Copy out every line that contains the word "JSON".
>> Begin Records for the exercise
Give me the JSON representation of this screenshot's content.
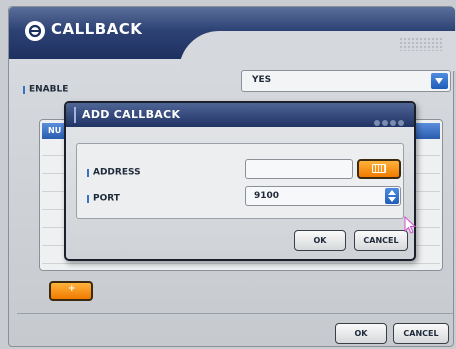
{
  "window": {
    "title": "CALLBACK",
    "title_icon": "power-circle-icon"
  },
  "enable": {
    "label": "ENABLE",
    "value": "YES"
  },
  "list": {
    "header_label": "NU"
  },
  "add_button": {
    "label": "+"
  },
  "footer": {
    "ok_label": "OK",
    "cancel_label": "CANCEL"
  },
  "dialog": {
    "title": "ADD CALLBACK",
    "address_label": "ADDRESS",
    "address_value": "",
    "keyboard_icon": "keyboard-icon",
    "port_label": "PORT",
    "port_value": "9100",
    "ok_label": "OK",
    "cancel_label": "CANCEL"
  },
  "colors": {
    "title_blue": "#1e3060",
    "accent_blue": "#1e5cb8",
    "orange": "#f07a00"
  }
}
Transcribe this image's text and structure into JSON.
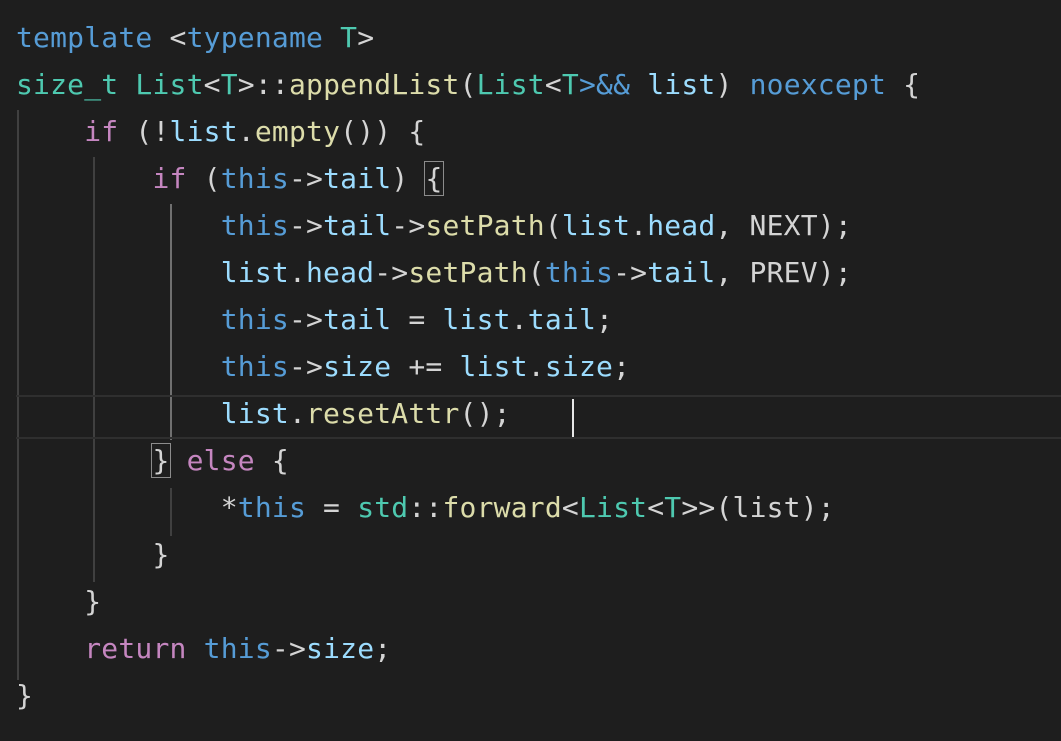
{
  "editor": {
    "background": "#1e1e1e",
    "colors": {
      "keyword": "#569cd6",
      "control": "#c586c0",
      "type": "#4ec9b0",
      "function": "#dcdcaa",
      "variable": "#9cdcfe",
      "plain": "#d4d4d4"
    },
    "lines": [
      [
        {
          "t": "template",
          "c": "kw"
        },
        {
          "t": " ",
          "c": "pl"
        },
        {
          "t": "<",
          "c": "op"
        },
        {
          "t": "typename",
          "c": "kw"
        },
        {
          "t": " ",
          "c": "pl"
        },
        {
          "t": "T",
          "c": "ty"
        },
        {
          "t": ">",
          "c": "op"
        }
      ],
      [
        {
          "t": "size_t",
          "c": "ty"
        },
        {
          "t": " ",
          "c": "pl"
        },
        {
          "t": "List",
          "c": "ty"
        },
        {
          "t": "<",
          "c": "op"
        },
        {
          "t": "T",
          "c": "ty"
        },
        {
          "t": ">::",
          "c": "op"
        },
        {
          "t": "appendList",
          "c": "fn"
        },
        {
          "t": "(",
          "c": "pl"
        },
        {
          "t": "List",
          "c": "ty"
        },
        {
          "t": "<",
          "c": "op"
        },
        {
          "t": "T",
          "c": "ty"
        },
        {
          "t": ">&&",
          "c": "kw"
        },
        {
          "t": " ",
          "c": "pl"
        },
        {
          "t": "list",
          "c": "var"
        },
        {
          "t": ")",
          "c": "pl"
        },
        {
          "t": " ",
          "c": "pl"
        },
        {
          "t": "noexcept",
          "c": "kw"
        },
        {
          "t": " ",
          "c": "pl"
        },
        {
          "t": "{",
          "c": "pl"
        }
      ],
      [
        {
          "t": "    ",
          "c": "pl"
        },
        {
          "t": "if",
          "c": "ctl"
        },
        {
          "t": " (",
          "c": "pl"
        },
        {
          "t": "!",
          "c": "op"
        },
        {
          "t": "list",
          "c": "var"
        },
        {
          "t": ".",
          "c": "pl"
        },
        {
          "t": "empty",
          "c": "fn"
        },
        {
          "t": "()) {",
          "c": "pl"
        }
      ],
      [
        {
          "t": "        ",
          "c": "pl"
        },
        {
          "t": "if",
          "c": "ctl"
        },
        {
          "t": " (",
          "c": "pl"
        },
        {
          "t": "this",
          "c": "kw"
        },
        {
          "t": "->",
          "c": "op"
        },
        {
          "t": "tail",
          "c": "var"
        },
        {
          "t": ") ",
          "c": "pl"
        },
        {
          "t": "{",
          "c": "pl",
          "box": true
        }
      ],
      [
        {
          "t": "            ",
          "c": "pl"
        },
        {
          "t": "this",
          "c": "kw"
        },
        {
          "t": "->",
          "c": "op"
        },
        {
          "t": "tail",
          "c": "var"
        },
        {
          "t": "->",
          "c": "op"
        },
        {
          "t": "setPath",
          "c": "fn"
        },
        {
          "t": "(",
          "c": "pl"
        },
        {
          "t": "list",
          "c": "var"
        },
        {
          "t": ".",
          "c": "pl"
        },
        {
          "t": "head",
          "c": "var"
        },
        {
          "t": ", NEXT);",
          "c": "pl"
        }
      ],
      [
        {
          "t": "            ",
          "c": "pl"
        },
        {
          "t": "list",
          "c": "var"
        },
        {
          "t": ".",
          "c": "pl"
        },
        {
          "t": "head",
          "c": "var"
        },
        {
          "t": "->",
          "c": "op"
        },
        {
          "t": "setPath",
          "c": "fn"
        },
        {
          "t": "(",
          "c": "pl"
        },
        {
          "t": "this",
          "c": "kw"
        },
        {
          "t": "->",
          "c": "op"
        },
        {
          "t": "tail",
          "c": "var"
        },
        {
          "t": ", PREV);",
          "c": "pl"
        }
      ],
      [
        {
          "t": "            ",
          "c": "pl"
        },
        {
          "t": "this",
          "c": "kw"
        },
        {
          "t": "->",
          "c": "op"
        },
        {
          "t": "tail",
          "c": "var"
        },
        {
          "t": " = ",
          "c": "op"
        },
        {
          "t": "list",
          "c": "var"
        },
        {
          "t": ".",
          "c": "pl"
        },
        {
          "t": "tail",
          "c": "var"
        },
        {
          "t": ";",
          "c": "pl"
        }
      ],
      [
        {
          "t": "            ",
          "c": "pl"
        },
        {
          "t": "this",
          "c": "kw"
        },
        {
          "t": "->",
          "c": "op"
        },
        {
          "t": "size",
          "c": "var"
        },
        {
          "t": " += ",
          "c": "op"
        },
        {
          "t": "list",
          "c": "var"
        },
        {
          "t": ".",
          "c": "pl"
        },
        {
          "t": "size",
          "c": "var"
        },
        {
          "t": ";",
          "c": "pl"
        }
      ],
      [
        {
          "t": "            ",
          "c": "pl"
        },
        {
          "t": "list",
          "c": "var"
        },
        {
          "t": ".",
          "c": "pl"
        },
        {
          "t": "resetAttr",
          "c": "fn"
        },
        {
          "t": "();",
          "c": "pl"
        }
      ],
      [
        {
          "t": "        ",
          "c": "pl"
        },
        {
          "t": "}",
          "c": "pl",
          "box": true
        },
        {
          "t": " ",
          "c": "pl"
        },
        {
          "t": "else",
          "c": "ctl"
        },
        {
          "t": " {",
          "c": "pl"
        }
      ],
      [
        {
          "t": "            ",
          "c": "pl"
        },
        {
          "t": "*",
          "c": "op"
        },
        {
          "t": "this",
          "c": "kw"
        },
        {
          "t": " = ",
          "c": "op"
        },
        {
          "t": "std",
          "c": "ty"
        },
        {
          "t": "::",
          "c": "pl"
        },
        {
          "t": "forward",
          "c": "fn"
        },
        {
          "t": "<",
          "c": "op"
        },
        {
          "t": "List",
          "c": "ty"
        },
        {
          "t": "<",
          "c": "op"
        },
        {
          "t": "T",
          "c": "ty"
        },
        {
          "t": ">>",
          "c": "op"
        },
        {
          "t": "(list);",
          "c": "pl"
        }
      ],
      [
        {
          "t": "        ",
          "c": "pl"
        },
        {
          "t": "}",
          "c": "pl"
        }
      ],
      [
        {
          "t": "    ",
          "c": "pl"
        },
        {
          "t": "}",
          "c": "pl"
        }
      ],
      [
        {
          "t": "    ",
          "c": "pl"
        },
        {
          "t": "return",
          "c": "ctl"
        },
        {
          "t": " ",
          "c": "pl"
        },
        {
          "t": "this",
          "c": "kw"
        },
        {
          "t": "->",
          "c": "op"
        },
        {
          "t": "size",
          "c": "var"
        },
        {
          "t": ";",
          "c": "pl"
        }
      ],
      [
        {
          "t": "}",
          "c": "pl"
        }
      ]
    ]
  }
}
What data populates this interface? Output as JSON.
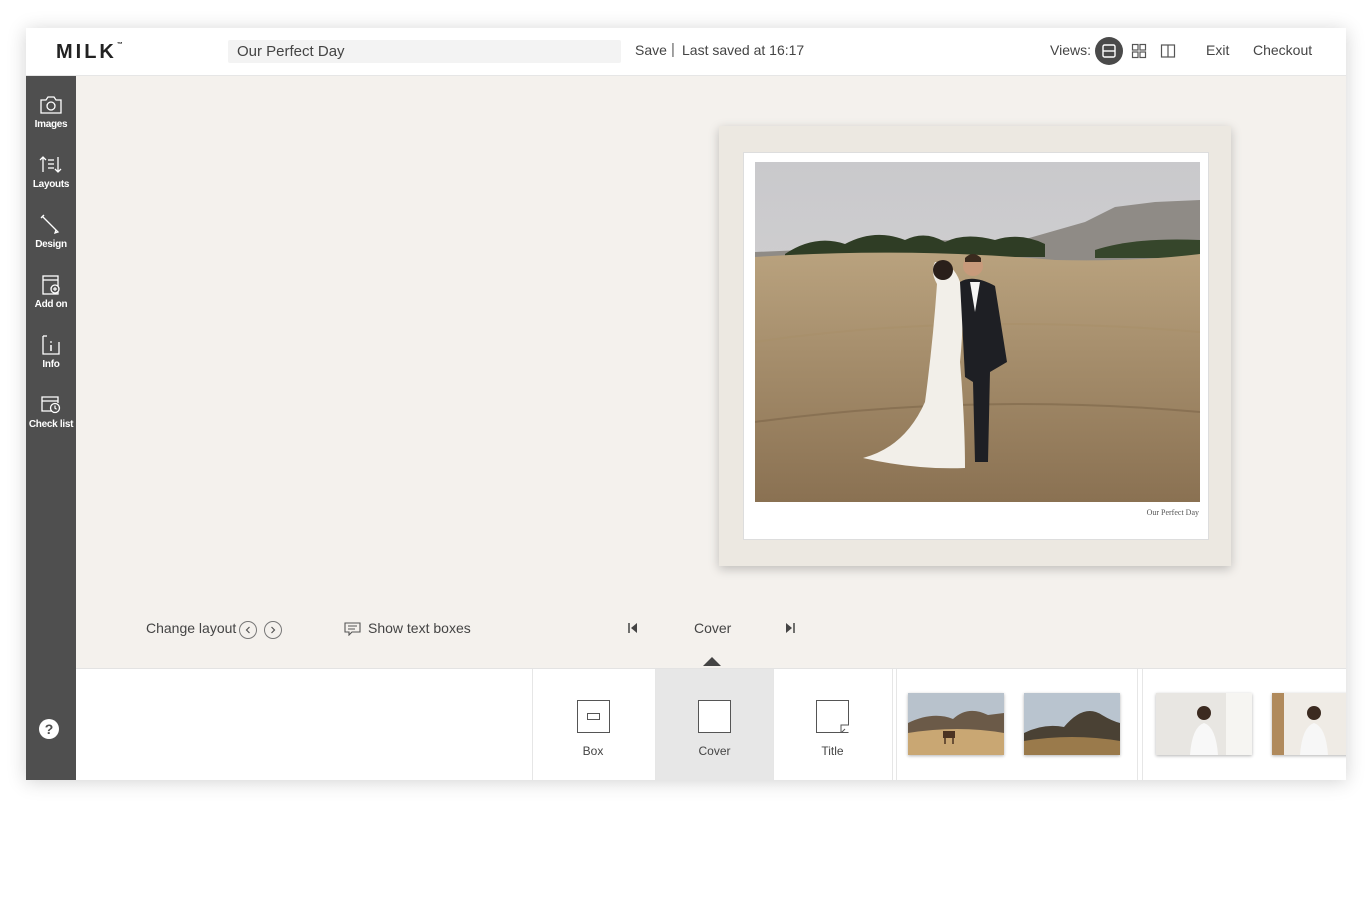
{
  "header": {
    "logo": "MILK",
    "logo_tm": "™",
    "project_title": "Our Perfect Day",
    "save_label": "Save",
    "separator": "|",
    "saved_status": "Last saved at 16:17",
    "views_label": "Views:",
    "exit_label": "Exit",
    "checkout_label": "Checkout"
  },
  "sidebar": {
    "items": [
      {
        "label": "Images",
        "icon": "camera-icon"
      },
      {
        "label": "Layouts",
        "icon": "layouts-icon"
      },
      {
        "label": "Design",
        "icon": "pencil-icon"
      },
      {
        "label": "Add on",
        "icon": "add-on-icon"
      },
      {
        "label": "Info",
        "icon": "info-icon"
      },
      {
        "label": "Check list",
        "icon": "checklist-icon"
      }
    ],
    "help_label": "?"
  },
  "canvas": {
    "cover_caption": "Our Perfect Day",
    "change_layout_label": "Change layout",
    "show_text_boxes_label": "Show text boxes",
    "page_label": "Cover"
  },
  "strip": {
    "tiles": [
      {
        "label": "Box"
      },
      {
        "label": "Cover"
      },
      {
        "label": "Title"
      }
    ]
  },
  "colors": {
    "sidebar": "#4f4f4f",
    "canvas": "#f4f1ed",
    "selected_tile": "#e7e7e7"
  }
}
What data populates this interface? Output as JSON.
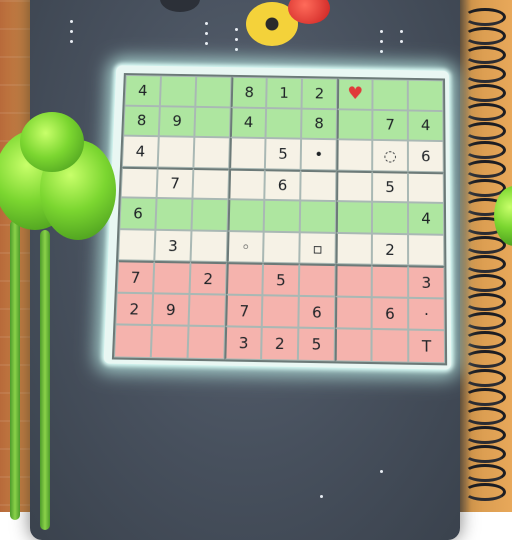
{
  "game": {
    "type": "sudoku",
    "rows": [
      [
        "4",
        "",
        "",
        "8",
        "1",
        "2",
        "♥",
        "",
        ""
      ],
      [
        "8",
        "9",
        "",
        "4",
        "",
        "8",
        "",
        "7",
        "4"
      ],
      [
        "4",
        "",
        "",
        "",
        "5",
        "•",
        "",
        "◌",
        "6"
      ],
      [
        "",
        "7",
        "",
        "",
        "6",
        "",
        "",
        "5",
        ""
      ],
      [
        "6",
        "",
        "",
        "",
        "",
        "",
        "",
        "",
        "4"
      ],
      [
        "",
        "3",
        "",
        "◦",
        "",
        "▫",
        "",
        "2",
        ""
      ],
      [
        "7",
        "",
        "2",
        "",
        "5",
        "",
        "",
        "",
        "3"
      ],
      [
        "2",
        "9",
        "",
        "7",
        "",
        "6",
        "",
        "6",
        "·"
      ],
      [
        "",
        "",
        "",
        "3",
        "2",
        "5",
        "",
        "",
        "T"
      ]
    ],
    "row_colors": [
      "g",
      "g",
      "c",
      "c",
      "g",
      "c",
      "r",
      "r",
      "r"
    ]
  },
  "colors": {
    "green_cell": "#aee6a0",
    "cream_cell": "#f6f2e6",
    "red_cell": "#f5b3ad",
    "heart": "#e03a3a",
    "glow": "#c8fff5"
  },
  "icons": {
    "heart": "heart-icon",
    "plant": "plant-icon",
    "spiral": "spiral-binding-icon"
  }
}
>> End Records for the exercise
Final result:
Give me the JSON representation of this screenshot's content.
Transcribe this image's text and structure into JSON.
What data populates this interface? Output as JSON.
What data populates this interface? Output as JSON.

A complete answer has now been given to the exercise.